_WHAT IS REQUIRED_
Provide the number of lines where the word "from" occurs, and no other text.

_ _ _ _ _

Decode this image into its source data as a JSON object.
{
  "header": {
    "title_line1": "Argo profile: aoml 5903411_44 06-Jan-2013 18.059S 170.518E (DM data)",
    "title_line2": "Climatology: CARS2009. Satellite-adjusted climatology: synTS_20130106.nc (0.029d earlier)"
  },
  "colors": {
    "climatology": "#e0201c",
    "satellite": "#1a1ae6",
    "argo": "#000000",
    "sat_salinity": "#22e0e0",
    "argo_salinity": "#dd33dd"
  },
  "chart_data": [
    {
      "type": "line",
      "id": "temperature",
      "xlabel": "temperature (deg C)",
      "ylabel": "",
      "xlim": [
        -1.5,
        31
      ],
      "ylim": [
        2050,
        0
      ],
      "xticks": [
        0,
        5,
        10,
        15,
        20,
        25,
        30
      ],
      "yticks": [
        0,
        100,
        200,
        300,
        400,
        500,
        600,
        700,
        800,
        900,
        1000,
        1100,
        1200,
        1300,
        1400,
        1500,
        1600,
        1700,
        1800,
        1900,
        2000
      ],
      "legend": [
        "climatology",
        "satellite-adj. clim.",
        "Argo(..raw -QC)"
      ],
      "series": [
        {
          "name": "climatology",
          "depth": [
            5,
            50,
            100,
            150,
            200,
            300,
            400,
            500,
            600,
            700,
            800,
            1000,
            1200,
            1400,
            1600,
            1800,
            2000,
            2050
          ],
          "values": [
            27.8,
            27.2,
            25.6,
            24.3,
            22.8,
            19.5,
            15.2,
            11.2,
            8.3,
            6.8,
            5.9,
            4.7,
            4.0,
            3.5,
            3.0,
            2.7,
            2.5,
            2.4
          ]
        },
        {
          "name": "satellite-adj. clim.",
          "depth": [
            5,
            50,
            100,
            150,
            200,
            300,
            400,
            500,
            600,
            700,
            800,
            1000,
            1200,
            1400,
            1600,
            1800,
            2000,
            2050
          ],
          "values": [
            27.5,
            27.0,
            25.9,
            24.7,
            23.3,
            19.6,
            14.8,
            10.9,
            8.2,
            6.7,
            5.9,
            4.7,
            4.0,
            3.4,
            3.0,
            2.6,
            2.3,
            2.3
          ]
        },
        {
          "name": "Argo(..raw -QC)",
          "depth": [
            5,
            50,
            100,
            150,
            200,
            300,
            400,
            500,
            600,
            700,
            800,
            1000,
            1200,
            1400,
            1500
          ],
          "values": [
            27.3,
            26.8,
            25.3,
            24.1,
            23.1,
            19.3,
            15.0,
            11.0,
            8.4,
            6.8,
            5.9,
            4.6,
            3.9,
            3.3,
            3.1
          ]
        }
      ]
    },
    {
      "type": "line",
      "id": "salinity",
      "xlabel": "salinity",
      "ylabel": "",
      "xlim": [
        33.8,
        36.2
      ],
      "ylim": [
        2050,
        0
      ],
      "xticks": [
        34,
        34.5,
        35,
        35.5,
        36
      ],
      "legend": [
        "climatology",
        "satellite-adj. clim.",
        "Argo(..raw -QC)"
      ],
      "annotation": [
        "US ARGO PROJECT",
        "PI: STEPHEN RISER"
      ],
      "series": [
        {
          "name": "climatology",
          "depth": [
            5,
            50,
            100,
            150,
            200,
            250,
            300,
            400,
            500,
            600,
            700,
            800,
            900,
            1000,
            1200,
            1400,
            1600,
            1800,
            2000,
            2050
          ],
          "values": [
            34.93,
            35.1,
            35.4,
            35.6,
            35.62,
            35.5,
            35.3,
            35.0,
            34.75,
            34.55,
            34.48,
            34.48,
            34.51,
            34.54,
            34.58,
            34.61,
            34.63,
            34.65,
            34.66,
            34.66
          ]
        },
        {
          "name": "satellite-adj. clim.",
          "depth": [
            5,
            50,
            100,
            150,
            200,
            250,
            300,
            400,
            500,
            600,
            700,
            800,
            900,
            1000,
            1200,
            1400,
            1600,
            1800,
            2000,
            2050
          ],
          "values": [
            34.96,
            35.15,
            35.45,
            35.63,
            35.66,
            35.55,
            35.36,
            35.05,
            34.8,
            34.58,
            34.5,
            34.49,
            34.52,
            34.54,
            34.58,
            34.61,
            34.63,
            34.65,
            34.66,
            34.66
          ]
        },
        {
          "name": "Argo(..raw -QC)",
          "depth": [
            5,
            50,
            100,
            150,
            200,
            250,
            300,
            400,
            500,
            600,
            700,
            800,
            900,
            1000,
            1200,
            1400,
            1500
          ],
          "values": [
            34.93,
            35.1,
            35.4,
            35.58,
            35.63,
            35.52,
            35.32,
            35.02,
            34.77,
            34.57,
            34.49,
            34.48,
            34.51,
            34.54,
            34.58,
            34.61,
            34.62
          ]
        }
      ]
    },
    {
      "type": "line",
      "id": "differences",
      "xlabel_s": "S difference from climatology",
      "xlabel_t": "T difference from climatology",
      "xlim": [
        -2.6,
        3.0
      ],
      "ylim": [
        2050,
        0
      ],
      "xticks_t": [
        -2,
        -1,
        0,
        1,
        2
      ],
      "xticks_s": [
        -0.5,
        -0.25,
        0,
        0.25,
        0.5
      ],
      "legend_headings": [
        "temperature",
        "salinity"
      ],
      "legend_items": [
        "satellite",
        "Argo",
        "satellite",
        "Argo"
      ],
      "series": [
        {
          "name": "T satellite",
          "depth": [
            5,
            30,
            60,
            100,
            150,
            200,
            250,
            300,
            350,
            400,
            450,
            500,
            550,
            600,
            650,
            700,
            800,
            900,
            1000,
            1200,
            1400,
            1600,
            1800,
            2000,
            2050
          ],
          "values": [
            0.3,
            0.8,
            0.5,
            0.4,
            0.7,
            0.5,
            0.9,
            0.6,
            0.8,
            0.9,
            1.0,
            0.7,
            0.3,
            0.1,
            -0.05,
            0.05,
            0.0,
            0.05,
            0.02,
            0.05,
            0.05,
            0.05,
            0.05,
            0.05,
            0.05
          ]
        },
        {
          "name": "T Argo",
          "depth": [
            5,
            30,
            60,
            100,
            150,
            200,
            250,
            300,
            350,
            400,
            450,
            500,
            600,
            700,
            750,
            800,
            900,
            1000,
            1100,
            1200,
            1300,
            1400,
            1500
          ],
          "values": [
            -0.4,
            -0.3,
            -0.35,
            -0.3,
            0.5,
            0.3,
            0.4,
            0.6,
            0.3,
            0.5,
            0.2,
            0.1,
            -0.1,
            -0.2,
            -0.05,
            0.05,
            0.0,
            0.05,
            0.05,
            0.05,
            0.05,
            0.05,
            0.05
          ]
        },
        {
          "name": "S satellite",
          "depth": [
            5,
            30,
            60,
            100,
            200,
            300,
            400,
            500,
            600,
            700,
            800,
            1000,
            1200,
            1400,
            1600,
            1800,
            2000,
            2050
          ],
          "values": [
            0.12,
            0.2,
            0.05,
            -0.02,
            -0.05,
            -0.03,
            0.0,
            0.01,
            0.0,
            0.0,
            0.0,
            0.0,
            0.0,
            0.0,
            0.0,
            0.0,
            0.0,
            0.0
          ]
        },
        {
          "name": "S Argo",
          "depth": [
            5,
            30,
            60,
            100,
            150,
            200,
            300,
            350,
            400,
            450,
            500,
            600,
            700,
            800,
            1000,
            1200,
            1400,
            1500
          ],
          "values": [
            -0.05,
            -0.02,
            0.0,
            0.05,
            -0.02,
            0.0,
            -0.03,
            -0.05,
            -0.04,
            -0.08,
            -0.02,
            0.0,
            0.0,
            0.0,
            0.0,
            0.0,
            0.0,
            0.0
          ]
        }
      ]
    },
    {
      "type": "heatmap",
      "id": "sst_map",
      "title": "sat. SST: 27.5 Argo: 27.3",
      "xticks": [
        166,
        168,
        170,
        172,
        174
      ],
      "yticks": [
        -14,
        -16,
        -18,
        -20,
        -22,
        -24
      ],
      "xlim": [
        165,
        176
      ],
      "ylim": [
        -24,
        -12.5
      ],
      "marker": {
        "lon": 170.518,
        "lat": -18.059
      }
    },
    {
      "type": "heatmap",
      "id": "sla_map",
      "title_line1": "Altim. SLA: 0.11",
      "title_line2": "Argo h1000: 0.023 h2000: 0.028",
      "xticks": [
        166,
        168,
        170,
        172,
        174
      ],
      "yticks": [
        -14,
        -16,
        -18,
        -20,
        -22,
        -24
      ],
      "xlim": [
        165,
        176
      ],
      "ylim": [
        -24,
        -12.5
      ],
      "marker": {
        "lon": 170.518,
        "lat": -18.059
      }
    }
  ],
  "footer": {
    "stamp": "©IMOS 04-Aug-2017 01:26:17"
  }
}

_ _ _ _ _

_SOLUTION TO THE EXERCISE_
2